Wherever the string "will" appears, copy the whole line.

-- Start Material for this task --

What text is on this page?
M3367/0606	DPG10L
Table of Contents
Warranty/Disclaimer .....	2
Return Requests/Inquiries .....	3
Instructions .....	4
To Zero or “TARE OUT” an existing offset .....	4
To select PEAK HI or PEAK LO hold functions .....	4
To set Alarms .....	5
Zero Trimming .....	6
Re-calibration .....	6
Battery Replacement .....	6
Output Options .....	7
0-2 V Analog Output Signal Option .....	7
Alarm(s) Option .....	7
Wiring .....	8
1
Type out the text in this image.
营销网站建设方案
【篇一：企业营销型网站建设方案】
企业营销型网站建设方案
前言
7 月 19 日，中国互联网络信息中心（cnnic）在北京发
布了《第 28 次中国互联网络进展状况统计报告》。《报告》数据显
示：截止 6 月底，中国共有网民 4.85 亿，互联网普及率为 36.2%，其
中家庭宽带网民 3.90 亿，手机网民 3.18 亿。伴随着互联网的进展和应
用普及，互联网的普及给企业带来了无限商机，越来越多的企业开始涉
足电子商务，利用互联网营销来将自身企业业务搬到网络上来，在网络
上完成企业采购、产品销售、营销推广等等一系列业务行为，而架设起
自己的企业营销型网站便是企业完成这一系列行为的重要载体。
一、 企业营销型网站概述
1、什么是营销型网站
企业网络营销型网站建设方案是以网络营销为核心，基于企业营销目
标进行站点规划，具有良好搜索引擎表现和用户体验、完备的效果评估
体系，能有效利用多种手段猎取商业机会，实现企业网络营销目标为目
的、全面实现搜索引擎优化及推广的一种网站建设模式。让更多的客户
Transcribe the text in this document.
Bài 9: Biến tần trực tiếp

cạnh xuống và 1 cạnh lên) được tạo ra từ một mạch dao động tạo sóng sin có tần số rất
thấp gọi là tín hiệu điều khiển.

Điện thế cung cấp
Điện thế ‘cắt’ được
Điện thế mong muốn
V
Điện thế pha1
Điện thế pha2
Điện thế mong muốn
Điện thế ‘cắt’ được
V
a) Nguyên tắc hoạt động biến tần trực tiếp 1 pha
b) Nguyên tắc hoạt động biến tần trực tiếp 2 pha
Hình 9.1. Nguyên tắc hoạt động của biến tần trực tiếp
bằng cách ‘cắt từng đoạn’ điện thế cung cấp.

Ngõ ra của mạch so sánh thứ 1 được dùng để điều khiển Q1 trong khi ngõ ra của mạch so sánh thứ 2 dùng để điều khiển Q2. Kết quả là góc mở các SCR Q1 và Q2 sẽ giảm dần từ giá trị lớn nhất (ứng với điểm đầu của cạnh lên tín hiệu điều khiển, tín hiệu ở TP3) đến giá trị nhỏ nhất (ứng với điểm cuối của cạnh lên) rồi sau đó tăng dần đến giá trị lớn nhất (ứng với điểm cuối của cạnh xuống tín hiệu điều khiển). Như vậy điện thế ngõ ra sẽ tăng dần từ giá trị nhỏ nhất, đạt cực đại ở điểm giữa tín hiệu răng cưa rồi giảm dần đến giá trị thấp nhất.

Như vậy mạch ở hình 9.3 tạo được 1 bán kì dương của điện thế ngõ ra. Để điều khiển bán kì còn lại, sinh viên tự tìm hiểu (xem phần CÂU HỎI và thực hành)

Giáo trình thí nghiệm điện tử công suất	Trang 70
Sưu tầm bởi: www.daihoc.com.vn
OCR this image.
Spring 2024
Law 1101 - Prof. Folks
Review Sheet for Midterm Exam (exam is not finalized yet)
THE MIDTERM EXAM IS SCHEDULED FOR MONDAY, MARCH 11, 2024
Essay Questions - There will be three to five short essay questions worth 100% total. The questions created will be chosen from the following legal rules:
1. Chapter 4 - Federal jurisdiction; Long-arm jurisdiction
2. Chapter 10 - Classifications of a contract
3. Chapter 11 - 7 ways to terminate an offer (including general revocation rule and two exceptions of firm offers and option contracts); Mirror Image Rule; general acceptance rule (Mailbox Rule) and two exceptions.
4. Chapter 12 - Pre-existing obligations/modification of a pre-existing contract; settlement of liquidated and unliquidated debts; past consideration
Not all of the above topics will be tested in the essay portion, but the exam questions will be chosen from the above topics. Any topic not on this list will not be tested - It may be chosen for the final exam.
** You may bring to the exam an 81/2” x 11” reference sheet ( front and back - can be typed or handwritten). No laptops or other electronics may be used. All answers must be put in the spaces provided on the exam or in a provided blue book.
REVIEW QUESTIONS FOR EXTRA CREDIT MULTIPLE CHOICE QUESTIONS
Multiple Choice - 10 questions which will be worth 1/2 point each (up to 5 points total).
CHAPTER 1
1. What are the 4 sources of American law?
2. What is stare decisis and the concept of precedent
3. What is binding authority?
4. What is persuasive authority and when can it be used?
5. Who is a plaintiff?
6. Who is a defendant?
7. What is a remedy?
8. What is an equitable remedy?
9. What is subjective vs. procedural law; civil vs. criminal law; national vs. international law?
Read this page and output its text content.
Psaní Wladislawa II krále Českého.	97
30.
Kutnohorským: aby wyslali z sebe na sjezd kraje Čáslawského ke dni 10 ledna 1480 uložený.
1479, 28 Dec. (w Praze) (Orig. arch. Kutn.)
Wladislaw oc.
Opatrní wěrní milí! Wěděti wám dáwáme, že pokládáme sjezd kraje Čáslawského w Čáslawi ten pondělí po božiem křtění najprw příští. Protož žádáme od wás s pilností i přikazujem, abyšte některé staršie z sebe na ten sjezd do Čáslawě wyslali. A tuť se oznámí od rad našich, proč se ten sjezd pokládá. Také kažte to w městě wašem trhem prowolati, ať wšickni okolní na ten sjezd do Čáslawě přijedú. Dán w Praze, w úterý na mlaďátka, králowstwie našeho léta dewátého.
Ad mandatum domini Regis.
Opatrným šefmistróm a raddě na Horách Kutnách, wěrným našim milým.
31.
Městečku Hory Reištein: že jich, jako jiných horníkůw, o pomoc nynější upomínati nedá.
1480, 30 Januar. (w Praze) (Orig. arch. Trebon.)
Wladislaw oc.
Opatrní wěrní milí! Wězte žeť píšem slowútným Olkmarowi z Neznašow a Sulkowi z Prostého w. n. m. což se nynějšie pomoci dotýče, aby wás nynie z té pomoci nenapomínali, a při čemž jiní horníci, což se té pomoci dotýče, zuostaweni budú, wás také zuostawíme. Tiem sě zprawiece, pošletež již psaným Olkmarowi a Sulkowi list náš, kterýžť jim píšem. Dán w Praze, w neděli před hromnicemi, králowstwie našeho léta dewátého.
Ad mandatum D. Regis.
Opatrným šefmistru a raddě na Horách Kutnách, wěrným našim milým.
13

-- End Material for this task --

_Finished exercise_.
Essay Questions - There will be three to five short essay questions worth 100% total. The questions created will be chosen from the following legal rules:
Not all of the above topics will be tested in the essay portion, but the exam questions will be chosen from the above topics. Any topic not on this list will not be tested - It may be chosen for the final exam.
Multiple Choice - 10 questions which will be worth 1/2 point each (up to 5 points total).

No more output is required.